══ DATASET RECORDS

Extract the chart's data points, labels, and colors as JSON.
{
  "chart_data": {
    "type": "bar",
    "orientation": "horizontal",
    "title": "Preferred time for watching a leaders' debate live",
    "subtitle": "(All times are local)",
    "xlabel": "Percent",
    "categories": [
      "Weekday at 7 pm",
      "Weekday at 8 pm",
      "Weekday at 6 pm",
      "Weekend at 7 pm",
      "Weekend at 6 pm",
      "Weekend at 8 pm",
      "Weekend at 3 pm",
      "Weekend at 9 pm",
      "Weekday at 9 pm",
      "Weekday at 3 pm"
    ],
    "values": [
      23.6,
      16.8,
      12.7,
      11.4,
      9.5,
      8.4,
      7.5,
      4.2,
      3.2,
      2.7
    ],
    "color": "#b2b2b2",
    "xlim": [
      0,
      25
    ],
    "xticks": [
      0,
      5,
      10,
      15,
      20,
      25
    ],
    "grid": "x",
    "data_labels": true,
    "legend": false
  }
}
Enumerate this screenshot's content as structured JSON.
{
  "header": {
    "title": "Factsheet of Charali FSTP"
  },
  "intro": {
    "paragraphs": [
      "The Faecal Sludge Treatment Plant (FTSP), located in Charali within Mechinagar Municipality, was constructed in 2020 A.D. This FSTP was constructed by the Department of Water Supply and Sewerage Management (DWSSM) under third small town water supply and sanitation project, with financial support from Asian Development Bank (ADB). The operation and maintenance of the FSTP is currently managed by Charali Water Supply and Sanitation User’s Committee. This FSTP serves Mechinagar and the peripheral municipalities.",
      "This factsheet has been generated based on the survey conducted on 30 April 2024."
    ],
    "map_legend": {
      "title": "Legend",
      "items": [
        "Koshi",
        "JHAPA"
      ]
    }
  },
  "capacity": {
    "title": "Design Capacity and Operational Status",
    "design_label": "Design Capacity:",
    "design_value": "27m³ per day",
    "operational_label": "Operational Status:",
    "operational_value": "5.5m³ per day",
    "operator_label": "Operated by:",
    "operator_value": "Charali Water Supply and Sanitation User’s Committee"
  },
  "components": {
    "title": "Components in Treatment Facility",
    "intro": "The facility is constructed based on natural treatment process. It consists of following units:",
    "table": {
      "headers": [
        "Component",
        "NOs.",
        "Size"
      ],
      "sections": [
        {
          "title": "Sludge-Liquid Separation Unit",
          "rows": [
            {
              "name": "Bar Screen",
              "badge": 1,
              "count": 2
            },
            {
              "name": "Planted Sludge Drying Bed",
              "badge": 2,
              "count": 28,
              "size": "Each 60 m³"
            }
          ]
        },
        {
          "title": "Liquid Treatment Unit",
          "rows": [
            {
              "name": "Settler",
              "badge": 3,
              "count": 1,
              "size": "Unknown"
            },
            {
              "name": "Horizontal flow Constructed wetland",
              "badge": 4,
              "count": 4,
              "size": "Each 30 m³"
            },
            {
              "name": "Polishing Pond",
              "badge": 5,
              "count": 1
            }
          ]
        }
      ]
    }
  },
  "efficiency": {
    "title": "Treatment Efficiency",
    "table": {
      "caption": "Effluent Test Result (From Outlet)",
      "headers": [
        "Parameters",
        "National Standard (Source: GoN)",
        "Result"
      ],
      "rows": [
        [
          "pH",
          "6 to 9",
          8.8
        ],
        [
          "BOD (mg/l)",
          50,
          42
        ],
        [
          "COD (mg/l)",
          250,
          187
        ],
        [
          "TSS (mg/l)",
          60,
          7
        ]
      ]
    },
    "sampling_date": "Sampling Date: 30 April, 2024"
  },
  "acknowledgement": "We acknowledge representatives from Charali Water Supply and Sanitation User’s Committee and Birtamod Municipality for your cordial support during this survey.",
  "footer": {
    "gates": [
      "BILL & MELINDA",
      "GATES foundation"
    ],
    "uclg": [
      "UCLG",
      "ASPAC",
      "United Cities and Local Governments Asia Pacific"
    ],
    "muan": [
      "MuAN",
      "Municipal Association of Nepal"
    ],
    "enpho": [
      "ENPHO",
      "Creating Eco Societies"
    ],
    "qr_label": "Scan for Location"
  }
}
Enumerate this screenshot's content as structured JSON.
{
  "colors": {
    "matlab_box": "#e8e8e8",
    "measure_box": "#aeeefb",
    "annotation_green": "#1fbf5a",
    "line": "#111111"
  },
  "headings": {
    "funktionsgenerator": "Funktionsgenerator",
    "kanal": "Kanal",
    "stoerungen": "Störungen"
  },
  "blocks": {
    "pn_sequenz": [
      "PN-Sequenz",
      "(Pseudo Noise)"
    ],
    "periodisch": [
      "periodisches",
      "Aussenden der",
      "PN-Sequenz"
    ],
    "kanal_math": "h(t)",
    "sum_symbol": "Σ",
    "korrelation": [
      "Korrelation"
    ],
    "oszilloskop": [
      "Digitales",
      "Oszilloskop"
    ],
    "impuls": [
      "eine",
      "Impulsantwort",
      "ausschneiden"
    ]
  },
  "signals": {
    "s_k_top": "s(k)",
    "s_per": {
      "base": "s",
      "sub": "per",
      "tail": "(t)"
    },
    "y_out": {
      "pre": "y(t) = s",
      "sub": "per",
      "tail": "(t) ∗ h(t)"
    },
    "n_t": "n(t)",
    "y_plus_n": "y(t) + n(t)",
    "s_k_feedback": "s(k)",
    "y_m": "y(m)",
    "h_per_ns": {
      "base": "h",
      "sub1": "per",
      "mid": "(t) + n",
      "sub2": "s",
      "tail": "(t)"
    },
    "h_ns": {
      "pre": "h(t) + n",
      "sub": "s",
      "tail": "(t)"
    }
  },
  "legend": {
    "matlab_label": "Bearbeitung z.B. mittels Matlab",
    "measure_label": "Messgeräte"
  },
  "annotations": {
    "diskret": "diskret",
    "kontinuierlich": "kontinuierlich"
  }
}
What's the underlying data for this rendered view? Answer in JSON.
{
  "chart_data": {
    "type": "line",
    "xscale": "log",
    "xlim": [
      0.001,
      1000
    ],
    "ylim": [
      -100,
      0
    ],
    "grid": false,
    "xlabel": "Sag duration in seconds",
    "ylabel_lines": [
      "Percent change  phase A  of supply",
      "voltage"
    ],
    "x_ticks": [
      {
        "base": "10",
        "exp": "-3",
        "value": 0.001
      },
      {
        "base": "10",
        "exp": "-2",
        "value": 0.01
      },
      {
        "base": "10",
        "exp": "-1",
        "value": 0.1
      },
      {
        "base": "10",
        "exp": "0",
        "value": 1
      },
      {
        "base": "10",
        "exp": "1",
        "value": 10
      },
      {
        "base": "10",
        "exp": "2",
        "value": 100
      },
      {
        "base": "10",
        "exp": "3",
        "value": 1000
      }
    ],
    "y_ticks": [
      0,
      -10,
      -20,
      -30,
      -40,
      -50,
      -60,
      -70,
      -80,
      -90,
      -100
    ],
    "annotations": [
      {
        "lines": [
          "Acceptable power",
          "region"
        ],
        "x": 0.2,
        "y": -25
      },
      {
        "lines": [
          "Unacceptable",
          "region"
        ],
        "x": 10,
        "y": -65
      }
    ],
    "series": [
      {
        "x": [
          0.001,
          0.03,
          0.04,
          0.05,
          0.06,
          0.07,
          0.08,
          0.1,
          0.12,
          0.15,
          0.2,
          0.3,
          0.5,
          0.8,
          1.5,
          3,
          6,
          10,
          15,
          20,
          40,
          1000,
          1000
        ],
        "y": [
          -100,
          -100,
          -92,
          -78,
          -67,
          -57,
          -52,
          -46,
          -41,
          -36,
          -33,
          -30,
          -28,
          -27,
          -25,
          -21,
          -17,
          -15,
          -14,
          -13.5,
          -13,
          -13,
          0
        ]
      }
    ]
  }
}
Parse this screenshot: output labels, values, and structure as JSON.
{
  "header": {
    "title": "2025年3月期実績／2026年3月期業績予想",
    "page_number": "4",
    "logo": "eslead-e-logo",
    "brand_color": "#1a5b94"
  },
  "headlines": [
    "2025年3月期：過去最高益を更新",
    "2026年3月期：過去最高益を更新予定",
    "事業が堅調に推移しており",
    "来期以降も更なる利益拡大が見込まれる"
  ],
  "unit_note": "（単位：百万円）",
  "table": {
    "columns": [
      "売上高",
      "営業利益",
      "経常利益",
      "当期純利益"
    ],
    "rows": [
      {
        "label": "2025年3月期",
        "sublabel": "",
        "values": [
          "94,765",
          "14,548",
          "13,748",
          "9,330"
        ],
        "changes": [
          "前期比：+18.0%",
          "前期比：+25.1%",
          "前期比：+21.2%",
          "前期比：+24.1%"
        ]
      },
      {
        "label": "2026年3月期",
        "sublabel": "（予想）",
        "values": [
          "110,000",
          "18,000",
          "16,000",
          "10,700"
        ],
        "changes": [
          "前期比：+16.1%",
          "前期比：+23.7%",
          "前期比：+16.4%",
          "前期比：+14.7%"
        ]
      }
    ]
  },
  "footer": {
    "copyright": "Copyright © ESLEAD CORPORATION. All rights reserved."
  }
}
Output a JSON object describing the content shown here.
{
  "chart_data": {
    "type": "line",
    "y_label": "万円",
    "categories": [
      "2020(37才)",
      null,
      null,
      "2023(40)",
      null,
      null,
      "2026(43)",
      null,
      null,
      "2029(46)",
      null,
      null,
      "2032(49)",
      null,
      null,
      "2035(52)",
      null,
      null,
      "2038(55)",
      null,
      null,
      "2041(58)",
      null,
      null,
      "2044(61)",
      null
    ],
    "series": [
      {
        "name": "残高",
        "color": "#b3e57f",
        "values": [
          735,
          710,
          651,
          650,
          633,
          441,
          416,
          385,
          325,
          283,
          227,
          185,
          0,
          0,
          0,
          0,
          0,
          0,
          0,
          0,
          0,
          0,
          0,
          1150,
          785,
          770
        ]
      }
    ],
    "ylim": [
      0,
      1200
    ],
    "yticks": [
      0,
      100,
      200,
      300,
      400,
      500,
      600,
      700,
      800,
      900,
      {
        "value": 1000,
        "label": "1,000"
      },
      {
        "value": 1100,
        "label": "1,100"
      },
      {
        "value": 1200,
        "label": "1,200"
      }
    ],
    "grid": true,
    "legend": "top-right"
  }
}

════

» **WHAT YOU WILL DO**
Wherever the string "Weekday" appears in the entries above, list that line.

» **WRITTEN ANSWER**
      "Weekday at 7 pm",
      "Weekday at 8 pm",
      "Weekday at 6 pm",
      "Weekday at 9 pm",
      "Weekday at 3 pm"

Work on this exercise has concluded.